[What you have to do]:
Copy the material from its start through the line containing "- resistor R3: [186, 169, 195, 187]", reproducing each line unchanged.

[Records supplied]:
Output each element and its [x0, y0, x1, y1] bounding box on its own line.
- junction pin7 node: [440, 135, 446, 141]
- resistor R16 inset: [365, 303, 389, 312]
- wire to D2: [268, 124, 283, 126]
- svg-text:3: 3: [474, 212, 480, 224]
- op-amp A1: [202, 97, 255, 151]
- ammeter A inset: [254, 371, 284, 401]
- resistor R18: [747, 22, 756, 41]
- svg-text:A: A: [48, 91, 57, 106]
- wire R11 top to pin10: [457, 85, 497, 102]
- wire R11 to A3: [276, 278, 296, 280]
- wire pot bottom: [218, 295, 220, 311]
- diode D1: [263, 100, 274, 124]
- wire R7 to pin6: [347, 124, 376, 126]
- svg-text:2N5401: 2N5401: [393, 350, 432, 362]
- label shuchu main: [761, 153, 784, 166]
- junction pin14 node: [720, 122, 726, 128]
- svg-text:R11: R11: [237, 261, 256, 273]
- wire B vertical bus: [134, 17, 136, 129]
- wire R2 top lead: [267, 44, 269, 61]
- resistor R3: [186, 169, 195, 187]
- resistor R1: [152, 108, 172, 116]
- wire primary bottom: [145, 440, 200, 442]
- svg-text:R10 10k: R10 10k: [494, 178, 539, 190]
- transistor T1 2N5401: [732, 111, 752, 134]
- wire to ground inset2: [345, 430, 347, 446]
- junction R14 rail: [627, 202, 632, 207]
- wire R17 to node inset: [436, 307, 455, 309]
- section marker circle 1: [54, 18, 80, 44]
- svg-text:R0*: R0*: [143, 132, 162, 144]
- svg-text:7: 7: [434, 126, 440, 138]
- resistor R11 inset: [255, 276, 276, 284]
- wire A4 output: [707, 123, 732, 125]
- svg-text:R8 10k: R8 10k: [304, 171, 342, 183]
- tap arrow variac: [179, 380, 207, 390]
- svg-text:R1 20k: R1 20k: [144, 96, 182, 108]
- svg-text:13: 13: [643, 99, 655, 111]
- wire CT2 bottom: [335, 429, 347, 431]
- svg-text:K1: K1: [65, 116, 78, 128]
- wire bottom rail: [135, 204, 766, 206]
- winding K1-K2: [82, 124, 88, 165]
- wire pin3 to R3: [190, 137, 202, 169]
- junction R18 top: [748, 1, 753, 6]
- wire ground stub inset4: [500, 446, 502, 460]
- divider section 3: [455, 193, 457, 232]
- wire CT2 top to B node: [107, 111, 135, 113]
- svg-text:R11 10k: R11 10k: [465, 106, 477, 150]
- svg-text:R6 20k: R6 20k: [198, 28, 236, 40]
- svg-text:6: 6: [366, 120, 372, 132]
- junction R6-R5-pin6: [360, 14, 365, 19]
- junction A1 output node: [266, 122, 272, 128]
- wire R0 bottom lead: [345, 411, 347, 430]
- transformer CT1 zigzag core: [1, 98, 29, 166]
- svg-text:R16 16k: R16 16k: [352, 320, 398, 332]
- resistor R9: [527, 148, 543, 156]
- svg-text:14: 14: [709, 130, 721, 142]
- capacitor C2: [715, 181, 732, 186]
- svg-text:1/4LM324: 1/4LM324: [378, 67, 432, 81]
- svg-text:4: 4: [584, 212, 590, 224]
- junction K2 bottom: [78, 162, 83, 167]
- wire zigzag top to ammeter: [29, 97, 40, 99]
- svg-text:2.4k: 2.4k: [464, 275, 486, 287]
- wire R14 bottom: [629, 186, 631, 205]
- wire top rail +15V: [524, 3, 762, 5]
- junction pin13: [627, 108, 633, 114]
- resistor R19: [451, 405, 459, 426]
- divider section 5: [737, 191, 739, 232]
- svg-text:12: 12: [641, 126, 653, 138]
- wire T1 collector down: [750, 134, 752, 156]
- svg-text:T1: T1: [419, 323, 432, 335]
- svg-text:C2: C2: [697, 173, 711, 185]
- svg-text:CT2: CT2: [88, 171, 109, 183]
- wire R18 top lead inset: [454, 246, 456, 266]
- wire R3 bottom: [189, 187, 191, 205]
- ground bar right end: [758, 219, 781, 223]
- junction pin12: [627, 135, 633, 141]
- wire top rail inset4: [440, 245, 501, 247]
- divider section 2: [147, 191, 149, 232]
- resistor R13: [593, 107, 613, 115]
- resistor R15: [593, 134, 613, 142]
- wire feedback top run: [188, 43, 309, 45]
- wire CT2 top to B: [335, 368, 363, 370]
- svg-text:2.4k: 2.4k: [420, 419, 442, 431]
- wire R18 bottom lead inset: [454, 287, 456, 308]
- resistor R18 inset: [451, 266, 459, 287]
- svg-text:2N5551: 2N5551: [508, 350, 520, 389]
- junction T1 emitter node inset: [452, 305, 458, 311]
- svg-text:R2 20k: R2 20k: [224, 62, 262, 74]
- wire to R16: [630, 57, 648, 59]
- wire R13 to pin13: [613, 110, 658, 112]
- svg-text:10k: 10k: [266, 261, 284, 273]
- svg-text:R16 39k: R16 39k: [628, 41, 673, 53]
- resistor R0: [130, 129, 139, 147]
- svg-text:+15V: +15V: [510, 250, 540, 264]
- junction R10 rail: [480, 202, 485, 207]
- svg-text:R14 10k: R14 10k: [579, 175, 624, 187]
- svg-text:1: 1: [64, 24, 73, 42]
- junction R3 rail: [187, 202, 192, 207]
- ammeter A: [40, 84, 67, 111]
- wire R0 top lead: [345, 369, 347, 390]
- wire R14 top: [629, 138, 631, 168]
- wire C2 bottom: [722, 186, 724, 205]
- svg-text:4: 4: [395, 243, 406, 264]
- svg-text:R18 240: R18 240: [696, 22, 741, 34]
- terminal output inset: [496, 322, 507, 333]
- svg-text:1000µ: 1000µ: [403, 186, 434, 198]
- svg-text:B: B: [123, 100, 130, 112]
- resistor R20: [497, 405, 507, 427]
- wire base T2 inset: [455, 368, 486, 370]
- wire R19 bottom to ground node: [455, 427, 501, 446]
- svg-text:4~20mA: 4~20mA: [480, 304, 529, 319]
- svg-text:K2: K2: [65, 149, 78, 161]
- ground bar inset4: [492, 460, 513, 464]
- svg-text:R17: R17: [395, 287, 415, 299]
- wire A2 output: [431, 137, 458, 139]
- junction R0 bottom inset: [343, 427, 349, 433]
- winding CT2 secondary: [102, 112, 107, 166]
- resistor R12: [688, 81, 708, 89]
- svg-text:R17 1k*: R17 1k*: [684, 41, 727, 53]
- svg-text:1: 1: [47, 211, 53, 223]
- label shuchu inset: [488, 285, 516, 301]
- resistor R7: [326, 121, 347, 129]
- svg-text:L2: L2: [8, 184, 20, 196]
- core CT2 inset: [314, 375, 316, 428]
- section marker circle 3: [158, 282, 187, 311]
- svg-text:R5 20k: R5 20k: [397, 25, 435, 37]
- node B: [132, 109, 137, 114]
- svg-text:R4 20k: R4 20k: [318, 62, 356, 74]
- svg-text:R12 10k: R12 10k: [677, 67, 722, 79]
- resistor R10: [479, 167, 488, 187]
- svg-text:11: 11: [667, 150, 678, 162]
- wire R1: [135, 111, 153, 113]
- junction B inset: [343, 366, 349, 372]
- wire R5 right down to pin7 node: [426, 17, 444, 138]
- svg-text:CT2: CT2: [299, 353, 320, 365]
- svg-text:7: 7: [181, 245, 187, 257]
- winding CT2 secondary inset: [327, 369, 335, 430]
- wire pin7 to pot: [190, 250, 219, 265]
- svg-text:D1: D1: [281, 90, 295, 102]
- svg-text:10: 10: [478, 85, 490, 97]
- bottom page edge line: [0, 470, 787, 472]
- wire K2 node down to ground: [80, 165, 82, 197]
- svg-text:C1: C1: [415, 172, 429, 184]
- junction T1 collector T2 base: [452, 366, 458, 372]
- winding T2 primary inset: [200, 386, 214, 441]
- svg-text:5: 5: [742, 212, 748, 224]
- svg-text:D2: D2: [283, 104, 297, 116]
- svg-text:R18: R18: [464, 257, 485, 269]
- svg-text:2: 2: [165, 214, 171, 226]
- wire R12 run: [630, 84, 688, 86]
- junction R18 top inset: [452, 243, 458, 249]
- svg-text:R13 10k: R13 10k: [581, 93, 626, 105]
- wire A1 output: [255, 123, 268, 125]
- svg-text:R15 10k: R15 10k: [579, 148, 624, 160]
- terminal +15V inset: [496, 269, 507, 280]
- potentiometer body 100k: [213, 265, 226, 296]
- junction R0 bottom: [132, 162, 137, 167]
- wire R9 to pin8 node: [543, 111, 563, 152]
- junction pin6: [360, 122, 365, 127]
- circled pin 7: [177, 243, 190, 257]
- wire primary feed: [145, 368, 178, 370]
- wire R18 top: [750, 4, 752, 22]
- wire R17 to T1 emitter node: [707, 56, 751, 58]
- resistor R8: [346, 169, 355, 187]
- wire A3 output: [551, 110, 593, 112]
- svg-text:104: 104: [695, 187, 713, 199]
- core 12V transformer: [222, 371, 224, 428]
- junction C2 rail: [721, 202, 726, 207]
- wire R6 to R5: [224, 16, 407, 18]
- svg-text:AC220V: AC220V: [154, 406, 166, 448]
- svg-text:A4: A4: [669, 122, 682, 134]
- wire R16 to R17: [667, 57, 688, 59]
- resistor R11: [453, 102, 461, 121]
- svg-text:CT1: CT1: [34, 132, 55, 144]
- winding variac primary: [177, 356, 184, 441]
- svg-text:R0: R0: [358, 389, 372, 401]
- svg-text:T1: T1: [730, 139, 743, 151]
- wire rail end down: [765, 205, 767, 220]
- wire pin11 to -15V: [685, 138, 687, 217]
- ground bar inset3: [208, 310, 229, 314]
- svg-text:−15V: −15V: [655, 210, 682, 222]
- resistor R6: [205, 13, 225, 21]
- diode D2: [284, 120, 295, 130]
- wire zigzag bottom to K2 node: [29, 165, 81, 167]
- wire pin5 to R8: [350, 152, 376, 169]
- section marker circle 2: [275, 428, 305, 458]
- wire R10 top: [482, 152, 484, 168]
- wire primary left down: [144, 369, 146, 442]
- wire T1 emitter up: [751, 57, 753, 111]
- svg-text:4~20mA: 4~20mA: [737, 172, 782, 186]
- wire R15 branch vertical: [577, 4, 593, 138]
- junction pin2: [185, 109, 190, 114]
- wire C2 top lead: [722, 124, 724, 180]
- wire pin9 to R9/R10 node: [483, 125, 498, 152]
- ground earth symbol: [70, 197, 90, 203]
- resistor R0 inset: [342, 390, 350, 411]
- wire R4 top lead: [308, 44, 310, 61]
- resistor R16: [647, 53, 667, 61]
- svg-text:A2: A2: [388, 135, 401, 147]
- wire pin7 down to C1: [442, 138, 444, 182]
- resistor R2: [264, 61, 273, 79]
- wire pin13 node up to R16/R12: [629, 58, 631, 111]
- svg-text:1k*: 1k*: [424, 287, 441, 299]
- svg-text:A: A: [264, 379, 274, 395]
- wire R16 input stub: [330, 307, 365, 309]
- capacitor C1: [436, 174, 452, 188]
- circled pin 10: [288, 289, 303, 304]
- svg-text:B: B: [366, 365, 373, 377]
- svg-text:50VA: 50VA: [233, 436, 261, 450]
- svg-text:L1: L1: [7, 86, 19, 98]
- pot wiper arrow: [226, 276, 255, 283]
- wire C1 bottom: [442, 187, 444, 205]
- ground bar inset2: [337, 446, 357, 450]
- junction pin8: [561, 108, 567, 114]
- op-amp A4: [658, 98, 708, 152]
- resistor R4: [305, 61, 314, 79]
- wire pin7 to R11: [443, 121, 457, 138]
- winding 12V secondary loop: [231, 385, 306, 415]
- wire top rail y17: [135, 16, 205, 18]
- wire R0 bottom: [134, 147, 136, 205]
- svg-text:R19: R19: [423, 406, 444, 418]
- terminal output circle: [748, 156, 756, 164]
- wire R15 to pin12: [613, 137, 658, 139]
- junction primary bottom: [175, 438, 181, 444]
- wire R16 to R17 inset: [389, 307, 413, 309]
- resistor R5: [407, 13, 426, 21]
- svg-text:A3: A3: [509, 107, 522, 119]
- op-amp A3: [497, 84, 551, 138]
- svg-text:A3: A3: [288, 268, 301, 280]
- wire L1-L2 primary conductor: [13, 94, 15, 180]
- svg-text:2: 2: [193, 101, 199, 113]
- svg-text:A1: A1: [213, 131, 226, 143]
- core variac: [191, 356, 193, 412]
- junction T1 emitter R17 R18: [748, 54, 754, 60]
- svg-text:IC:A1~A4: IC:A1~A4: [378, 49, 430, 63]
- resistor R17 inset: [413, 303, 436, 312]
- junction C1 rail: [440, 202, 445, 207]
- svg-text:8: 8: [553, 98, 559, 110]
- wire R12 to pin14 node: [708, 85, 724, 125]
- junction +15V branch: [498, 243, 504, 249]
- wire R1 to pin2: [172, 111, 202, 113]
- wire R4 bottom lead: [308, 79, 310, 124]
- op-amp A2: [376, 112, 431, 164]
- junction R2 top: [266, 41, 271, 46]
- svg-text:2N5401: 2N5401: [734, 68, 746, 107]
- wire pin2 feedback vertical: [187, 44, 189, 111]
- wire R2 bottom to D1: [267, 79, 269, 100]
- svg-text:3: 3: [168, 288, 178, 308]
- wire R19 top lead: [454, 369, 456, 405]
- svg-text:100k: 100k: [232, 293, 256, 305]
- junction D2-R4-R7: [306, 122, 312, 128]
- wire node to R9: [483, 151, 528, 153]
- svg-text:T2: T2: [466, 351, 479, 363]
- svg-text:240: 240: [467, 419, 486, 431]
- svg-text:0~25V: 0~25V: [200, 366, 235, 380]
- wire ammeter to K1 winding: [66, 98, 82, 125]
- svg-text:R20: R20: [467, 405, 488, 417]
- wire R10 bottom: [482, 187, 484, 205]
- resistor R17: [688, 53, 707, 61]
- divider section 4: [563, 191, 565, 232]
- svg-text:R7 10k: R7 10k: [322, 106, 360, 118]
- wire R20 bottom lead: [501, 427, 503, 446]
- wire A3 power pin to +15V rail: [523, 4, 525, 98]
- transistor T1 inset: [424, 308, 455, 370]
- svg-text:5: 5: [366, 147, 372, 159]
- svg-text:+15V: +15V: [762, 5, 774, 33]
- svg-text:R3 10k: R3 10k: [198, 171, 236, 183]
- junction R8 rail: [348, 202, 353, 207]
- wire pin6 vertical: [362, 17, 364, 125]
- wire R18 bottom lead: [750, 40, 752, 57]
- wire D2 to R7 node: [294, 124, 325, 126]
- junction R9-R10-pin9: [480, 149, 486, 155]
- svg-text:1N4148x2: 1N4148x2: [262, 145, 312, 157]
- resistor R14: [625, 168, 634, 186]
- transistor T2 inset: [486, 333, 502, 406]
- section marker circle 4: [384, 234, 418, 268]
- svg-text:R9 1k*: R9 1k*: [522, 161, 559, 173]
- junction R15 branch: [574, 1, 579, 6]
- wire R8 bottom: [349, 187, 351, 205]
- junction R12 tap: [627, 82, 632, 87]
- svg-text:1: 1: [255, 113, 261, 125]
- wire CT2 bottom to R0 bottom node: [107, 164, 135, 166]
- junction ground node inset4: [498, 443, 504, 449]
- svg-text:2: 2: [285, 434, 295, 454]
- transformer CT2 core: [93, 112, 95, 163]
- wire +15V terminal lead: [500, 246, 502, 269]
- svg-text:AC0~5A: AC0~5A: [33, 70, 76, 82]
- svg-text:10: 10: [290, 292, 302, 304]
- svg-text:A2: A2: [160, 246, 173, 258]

[Output]:
Output each element and its [x0, y0, x1, y1] bounding box on its own line.
- junction pin7 node: [440, 135, 446, 141]
- resistor R16 inset: [365, 303, 389, 312]
- wire to D2: [268, 124, 283, 126]
- svg-text:3: 3: [474, 212, 480, 224]
- op-amp A1: [202, 97, 255, 151]
- ammeter A inset: [254, 371, 284, 401]
- resistor R18: [747, 22, 756, 41]
- svg-text:A: A: [48, 91, 57, 106]
- wire R11 top to pin10: [457, 85, 497, 102]
- wire R11 to A3: [276, 278, 296, 280]
- wire pot bottom: [218, 295, 220, 311]
- diode D1: [263, 100, 274, 124]
- wire R7 to pin6: [347, 124, 376, 126]
- svg-text:2N5401: 2N5401: [393, 350, 432, 362]
- label shuchu main: [761, 153, 784, 166]
- junction pin14 node: [720, 122, 726, 128]
- svg-text:R11: R11: [237, 261, 256, 273]
- wire B vertical bus: [134, 17, 136, 129]
- wire R2 top lead: [267, 44, 269, 61]
- resistor R3: [186, 169, 195, 187]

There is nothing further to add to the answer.